What the exercise asks:
Provide the records once more, identical to the original.

Extracted data entries:
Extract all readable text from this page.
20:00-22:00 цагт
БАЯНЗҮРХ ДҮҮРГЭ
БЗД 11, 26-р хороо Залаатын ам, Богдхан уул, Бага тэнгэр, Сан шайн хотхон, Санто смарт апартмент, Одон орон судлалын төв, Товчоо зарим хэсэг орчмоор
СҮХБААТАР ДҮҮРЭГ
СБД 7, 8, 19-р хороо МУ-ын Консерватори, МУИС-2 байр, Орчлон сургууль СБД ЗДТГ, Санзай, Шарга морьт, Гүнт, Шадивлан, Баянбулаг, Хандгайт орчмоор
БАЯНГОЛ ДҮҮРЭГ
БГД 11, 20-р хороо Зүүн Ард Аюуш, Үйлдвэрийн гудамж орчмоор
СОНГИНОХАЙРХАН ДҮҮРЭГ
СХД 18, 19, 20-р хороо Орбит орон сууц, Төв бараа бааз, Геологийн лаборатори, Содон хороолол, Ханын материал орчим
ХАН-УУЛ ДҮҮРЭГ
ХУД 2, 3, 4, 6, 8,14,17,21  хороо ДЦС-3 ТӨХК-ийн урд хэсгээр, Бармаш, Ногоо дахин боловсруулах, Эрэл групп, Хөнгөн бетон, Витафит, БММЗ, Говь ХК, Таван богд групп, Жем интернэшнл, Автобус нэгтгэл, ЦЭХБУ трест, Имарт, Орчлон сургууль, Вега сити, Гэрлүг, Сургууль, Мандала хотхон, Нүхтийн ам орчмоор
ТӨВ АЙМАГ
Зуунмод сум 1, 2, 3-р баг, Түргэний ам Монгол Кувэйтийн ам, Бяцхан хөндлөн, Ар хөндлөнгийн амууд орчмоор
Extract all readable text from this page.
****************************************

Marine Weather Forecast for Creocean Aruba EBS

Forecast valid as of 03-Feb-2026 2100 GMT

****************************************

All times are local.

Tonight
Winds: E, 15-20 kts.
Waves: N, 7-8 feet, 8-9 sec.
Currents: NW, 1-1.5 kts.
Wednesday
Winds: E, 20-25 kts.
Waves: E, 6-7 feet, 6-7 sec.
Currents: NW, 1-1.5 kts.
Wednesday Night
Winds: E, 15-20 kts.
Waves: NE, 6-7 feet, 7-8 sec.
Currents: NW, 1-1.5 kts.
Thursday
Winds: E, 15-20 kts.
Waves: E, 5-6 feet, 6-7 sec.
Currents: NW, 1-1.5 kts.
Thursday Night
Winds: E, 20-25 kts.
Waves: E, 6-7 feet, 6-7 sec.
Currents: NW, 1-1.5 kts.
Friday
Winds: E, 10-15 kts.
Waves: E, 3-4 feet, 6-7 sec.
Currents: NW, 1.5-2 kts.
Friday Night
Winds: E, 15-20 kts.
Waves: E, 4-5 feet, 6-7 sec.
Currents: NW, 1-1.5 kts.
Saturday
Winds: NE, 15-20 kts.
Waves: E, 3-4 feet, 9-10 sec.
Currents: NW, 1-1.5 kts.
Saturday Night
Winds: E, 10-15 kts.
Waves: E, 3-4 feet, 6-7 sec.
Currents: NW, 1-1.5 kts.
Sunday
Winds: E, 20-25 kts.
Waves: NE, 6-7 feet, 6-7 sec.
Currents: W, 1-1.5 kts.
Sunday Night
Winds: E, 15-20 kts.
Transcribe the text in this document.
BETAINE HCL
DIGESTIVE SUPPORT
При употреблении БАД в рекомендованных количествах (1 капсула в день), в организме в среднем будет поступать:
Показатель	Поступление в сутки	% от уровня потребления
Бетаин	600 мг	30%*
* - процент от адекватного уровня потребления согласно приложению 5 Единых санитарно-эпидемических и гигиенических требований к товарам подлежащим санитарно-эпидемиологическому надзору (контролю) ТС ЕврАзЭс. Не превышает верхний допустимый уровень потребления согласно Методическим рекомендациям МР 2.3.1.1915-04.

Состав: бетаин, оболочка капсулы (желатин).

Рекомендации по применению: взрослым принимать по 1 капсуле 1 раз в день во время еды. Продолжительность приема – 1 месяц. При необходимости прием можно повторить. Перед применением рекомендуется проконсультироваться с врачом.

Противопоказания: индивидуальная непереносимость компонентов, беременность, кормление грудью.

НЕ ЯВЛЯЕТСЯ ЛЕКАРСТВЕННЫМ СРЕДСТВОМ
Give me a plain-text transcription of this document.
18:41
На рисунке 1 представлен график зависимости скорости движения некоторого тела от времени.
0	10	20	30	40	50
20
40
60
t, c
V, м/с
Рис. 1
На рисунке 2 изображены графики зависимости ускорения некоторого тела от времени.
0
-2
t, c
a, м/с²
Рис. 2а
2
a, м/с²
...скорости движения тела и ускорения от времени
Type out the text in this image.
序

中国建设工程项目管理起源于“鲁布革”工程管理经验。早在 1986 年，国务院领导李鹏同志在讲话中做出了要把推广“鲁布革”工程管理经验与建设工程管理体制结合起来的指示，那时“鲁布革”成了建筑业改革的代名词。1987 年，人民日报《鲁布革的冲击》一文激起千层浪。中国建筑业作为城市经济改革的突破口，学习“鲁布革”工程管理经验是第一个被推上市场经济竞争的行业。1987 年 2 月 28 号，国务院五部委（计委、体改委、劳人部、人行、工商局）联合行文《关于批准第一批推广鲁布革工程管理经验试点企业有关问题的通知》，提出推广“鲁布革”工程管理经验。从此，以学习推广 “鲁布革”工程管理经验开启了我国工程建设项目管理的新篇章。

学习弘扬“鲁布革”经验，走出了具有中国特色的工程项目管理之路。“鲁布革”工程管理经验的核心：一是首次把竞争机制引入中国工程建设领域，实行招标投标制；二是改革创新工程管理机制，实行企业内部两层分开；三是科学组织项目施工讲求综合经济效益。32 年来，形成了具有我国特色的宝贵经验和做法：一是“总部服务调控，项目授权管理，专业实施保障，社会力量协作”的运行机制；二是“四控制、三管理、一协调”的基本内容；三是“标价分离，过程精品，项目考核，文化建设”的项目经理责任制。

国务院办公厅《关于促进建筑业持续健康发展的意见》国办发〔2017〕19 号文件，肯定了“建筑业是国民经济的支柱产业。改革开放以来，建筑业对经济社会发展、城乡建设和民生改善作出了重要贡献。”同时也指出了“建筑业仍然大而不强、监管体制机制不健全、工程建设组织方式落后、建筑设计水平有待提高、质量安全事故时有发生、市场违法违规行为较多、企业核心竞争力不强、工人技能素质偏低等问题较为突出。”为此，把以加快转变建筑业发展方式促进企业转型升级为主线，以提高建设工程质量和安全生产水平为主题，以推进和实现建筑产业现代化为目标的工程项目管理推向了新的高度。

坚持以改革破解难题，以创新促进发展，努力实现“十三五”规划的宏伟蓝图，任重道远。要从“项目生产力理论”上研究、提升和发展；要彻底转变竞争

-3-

Output for this task:
Extract all readable text from this page.
20:00-22:00 цагт
БАЯНЗҮРХ ДҮҮРГЭ
БЗД 11, 26-р хороо Залаатын ам, Богдхан уул, Бага тэнгэр, Сан шайн хотхон, Санто смарт апартмент, Одон орон судлалын төв, Товчоо зарим хэсэг орчмоор
СҮХБААТАР ДҮҮРЭГ
СБД 7, 8, 19-р хороо МУ-ын Консерватори, МУИС-2 байр, Орчлон сургууль СБД ЗДТГ, Санзай, Шарга морьт, Гүнт, Шадивлан, Баянбулаг, Хандгайт орчмоор
БАЯНГОЛ ДҮҮРЭГ
БГД 11, 20-р хороо Зүүн Ард Аюуш, Үйлдвэрийн гудамж орчмоор
СОНГИНОХАЙРХАН ДҮҮРЭГ
СХД 18, 19, 20-р хороо Орбит орон сууц, Төв бараа бааз, Геологийн лаборатори, Содон хороолол, Ханын материал орчим
ХАН-УУЛ ДҮҮРЭГ
ХУД 2, 3, 4, 6, 8,14,17,21  хороо ДЦС-3 ТӨХК-ийн урд хэсгээр, Бармаш, Ногоо дахин боловсруулах, Эрэл групп, Хөнгөн бетон, Витафит, БММЗ, Говь ХК, Таван богд групп, Жем интернэшнл, Автобус нэгтгэл, ЦЭХБУ трест, Имарт, Орчлон сургууль, Вега сити, Гэрлүг, Сургууль, Мандала хотхон, Нүхтийн ам орчмоор
ТӨВ АЙМАГ
Зуунмод сум 1, 2, 3-р баг, Түргэний ам Монгол Кувэйтийн ам, Бяцхан хөндлөн, Ар хөндлөнгийн амууд орчмоор
Extract all readable text from this page.
****************************************

Marine Weather Forecast for Creocean Aruba EBS

Forecast valid as of 03-Feb-2026 2100 GMT

****************************************

All times are local.

Tonight
Winds: E, 15-20 kts.
Waves: N, 7-8 feet, 8-9 sec.
Currents: NW, 1-1.5 kts.
Wednesday
Winds: E, 20-25 kts.
Waves: E, 6-7 feet, 6-7 sec.
Currents: NW, 1-1.5 kts.
Wednesday Night
Winds: E, 15-20 kts.
Waves: NE, 6-7 feet, 7-8 sec.
Currents: NW, 1-1.5 kts.
Thursday
Winds: E, 15-20 kts.
Waves: E, 5-6 feet, 6-7 sec.
Currents: NW, 1-1.5 kts.
Thursday Night
Winds: E, 20-25 kts.
Waves: E, 6-7 feet, 6-7 sec.
Currents: NW, 1-1.5 kts.
Friday
Winds: E, 10-15 kts.
Waves: E, 3-4 feet, 6-7 sec.
Currents: NW, 1.5-2 kts.
Friday Night
Winds: E, 15-20 kts.
Waves: E, 4-5 feet, 6-7 sec.
Currents: NW, 1-1.5 kts.
Saturday
Winds: NE, 15-20 kts.
Waves: E, 3-4 feet, 9-10 sec.
Currents: NW, 1-1.5 kts.
Saturday Night
Winds: E, 10-15 kts.
Waves: E, 3-4 feet, 6-7 sec.
Currents: NW, 1-1.5 kts.
Sunday
Winds: E, 20-25 kts.
Waves: NE, 6-7 feet, 6-7 sec.
Currents: W, 1-1.5 kts.
Sunday Night
Winds: E, 15-20 kts.
Transcribe the text in this document.
BETAINE HCL
DIGESTIVE SUPPORT
При употреблении БАД в рекомендованных количествах (1 капсула в день), в организме в среднем будет поступать:
Показатель	Поступление в сутки	% от уровня потребления
Бетаин	600 мг	30%*
* - процент от адекватного уровня потребления согласно приложению 5 Единых санитарно-эпидемических и гигиенических требований к товарам подлежащим санитарно-эпидемиологическому надзору (контролю) ТС ЕврАзЭс. Не превышает верхний допустимый уровень потребления согласно Методическим рекомендациям МР 2.3.1.1915-04.

Состав: бетаин, оболочка капсулы (желатин).

Рекомендации по применению: взрослым принимать по 1 капсуле 1 раз в день во время еды. Продолжительность приема – 1 месяц. При необходимости прием можно повторить. Перед применением рекомендуется проконсультироваться с врачом.

Противопоказания: индивидуальная непереносимость компонентов, беременность, кормление грудью.

НЕ ЯВЛЯЕТСЯ ЛЕКАРСТВЕННЫМ СРЕДСТВОМ
Give me a plain-text transcription of this document.
18:41
На рисунке 1 представлен график зависимости скорости движения некоторого тела от времени.
0	10	20	30	40	50
20
40
60
t, c
V, м/с
Рис. 1
На рисунке 2 изображены графики зависимости ускорения некоторого тела от времени.
0
-2
t, c
a, м/с²
Рис. 2а
2
a, м/с²
...скорости движения тела и ускорения от времени
Type out the text in this image.
序

中国建设工程项目管理起源于“鲁布革”工程管理经验。早在 1986 年，国务院领导李鹏同志在讲话中做出了要把推广“鲁布革”工程管理经验与建设工程管理体制结合起来的指示，那时“鲁布革”成了建筑业改革的代名词。1987 年，人民日报《鲁布革的冲击》一文激起千层浪。中国建筑业作为城市经济改革的突破口，学习“鲁布革”工程管理经验是第一个被推上市场经济竞争的行业。1987 年 2 月 28 号，国务院五部委（计委、体改委、劳人部、人行、工商局）联合行文《关于批准第一批推广鲁布革工程管理经验试点企业有关问题的通知》，提出推广“鲁布革”工程管理经验。从此，以学习推广 “鲁布革”工程管理经验开启了我国工程建设项目管理的新篇章。

学习弘扬“鲁布革”经验，走出了具有中国特色的工程项目管理之路。“鲁布革”工程管理经验的核心：一是首次把竞争机制引入中国工程建设领域，实行招标投标制；二是改革创新工程管理机制，实行企业内部两层分开；三是科学组织项目施工讲求综合经济效益。32 年来，形成了具有我国特色的宝贵经验和做法：一是“总部服务调控，项目授权管理，专业实施保障，社会力量协作”的运行机制；二是“四控制、三管理、一协调”的基本内容；三是“标价分离，过程精品，项目考核，文化建设”的项目经理责任制。

国务院办公厅《关于促进建筑业持续健康发展的意见》国办发〔2017〕19 号文件，肯定了“建筑业是国民经济的支柱产业。改革开放以来，建筑业对经济社会发展、城乡建设和民生改善作出了重要贡献。”同时也指出了“建筑业仍然大而不强、监管体制机制不健全、工程建设组织方式落后、建筑设计水平有待提高、质量安全事故时有发生、市场违法违规行为较多、企业核心竞争力不强、工人技能素质偏低等问题较为突出。”为此，把以加快转变建筑业发展方式促进企业转型升级为主线，以提高建设工程质量和安全生产水平为主题，以推进和实现建筑产业现代化为目标的工程项目管理推向了新的高度。

坚持以改革破解难题，以创新促进发展，努力实现“十三五”规划的宏伟蓝图，任重道远。要从“项目生产力理论”上研究、提升和发展；要彻底转变竞争

-3-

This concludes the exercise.